### Work required
Provide the number of lines containing the word "labels", and nothing else.

-- begin Given information --

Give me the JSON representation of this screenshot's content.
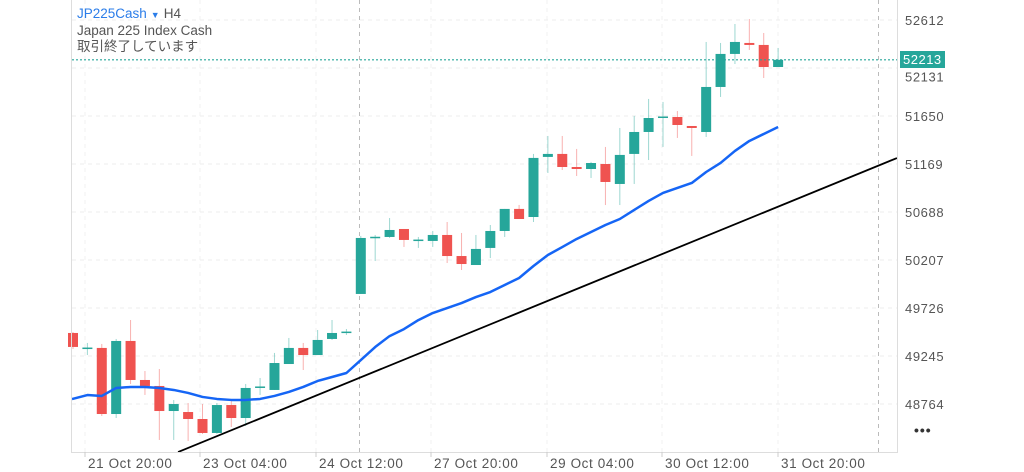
{
  "header": {
    "symbol": "JP225Cash",
    "timeframe": "H4",
    "name": "Japan 225 Index Cash",
    "status": "取引終了しています"
  },
  "price_axis": {
    "ticks": [
      "52612",
      "52131",
      "51650",
      "51169",
      "50688",
      "50207",
      "49726",
      "49245",
      "48764"
    ],
    "current_price": "52213",
    "more_label": "•••"
  },
  "time_axis": {
    "labels": [
      "21 Oct 20:00",
      "23 Oct 04:00",
      "24 Oct 12:00",
      "27 Oct 20:00",
      "29 Oct 04:00",
      "30 Oct 12:00",
      "31 Oct 20:00"
    ]
  },
  "colors": {
    "up": "#26a69a",
    "down": "#ef5350",
    "ma": "#1565f5",
    "trendline": "#000000",
    "current_price": "#26a69a"
  },
  "chart_data": {
    "type": "candlestick",
    "ylim": [
      48300,
      52800
    ],
    "candles": [
      [
        49476,
        49486,
        49316,
        49336
      ],
      [
        49326,
        49376,
        49255,
        49330
      ],
      [
        49326,
        49366,
        48644,
        48664
      ],
      [
        48664,
        49416,
        48624,
        49396
      ],
      [
        49396,
        49606,
        48965,
        49005
      ],
      [
        49005,
        49095,
        48855,
        48945
      ],
      [
        48945,
        49115,
        48404,
        48694
      ],
      [
        48694,
        48804,
        48404,
        48764
      ],
      [
        48684,
        48774,
        48394,
        48614
      ],
      [
        48614,
        48764,
        48464,
        48474
      ],
      [
        48474,
        48774,
        48464,
        48754
      ],
      [
        48754,
        48794,
        48534,
        48624
      ],
      [
        48624,
        48965,
        48544,
        48925
      ],
      [
        48935,
        49025,
        48855,
        48940
      ],
      [
        48905,
        49276,
        48905,
        49175
      ],
      [
        49165,
        49426,
        49165,
        49326
      ],
      [
        49326,
        49376,
        49105,
        49255
      ],
      [
        49255,
        49506,
        49255,
        49406
      ],
      [
        49416,
        49606,
        49406,
        49476
      ],
      [
        49486,
        49516,
        49456,
        49490
      ],
      [
        49867,
        50448,
        49867,
        50428
      ],
      [
        50438,
        50458,
        50197,
        50440
      ],
      [
        50438,
        50628,
        50428,
        50508
      ],
      [
        50518,
        50518,
        50338,
        50408
      ],
      [
        50408,
        50438,
        50328,
        50412
      ],
      [
        50398,
        50498,
        50338,
        50458
      ],
      [
        50458,
        50588,
        50177,
        50247
      ],
      [
        50247,
        50478,
        50107,
        50167
      ],
      [
        50157,
        50458,
        50157,
        50318
      ],
      [
        50328,
        50558,
        50227,
        50498
      ],
      [
        50498,
        50719,
        50438,
        50719
      ],
      [
        50719,
        50759,
        50618,
        50618
      ],
      [
        50638,
        51270,
        50588,
        51230
      ],
      [
        51240,
        51450,
        51079,
        51270
      ],
      [
        51270,
        51450,
        51109,
        51139
      ],
      [
        51139,
        51320,
        51049,
        51119
      ],
      [
        51119,
        51190,
        51029,
        51179
      ],
      [
        51169,
        51340,
        50758,
        50989
      ],
      [
        50969,
        51530,
        50758,
        51260
      ],
      [
        51270,
        51651,
        50969,
        51490
      ],
      [
        51490,
        51821,
        51209,
        51630
      ],
      [
        51640,
        51791,
        51340,
        51645
      ],
      [
        51640,
        51700,
        51430,
        51560
      ],
      [
        51550,
        51550,
        51250,
        51530
      ],
      [
        51490,
        52392,
        51440,
        51941
      ],
      [
        51941,
        52382,
        51841,
        52272
      ],
      [
        52272,
        52572,
        52171,
        52392
      ],
      [
        52382,
        52622,
        52312,
        52362
      ],
      [
        52362,
        52482,
        52031,
        52141
      ],
      [
        52141,
        52332,
        52141,
        52213
      ]
    ],
    "moving_average": [
      48814,
      48854,
      48845,
      48925,
      48935,
      48935,
      48925,
      48905,
      48875,
      48835,
      48815,
      48805,
      48805,
      48815,
      48845,
      48885,
      48935,
      48995,
      49035,
      49075,
      49205,
      49335,
      49445,
      49515,
      49605,
      49676,
      49726,
      49776,
      49836,
      49886,
      49957,
      50027,
      50147,
      50257,
      50337,
      50418,
      50488,
      50558,
      50618,
      50709,
      50799,
      50879,
      50929,
      50979,
      51089,
      51180,
      51300,
      51400,
      51470,
      51540
    ],
    "trendline": [
      [
        7.3,
        48283
      ],
      [
        57.26,
        51229
      ]
    ]
  }
}
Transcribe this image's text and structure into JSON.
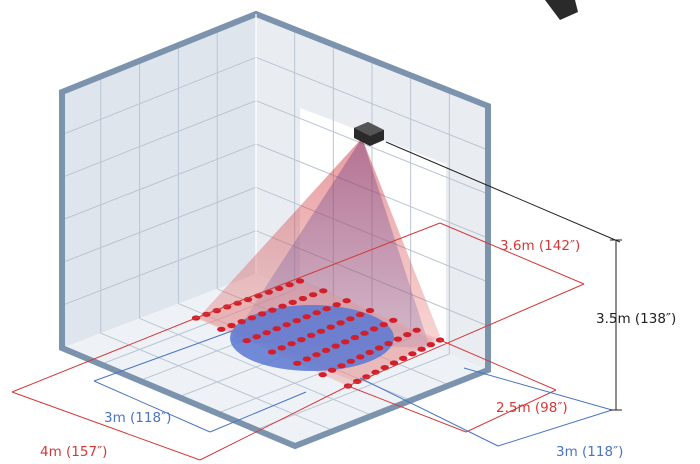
{
  "colors": {
    "red_dim": "#d23a3a",
    "blue_dim": "#4a74c4",
    "black_dim": "#222222",
    "frame": "#7b93ad",
    "wall": "#dfe5ec",
    "floor": "#eef2f6",
    "dot": "#d21f2a",
    "red_cone": "#d9484c",
    "blue_cone": "#4d6fd0"
  },
  "dimensions": {
    "red_top": "3.6m (142″)",
    "red_right": "2.5m (98″)",
    "red_left": "4m (157″)",
    "blue_left": "3m (118″)",
    "blue_right": "3m (118″)",
    "height": "3.5m (138″)"
  }
}
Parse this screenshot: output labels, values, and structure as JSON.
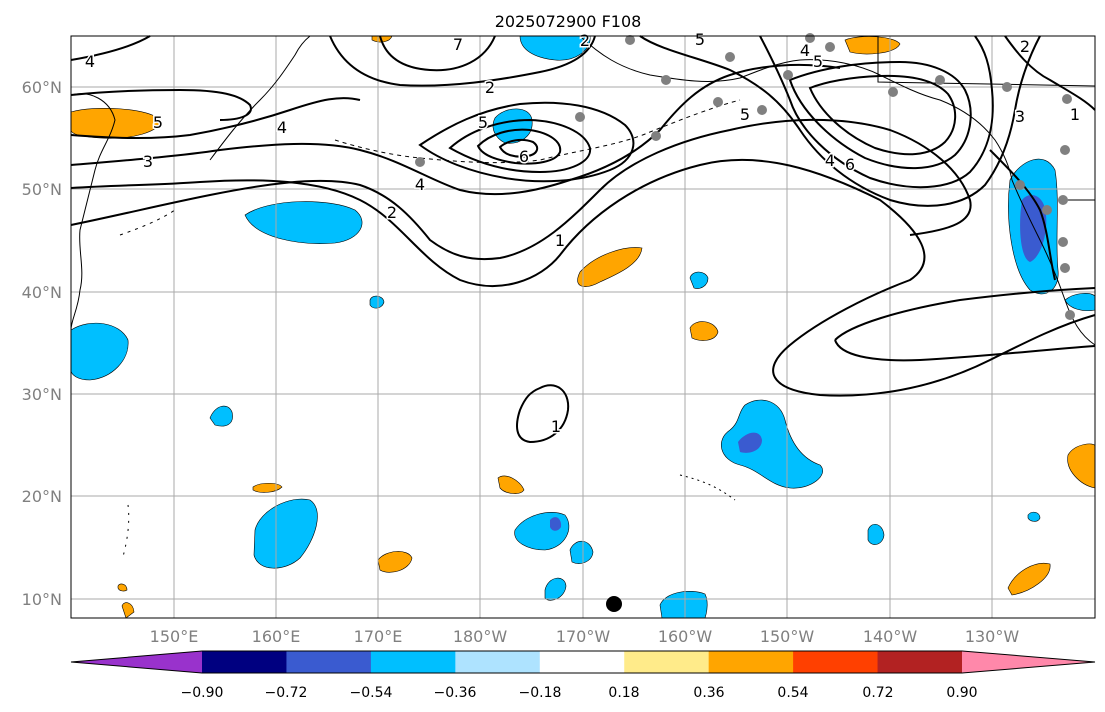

-- end Given information --

### Answer below
2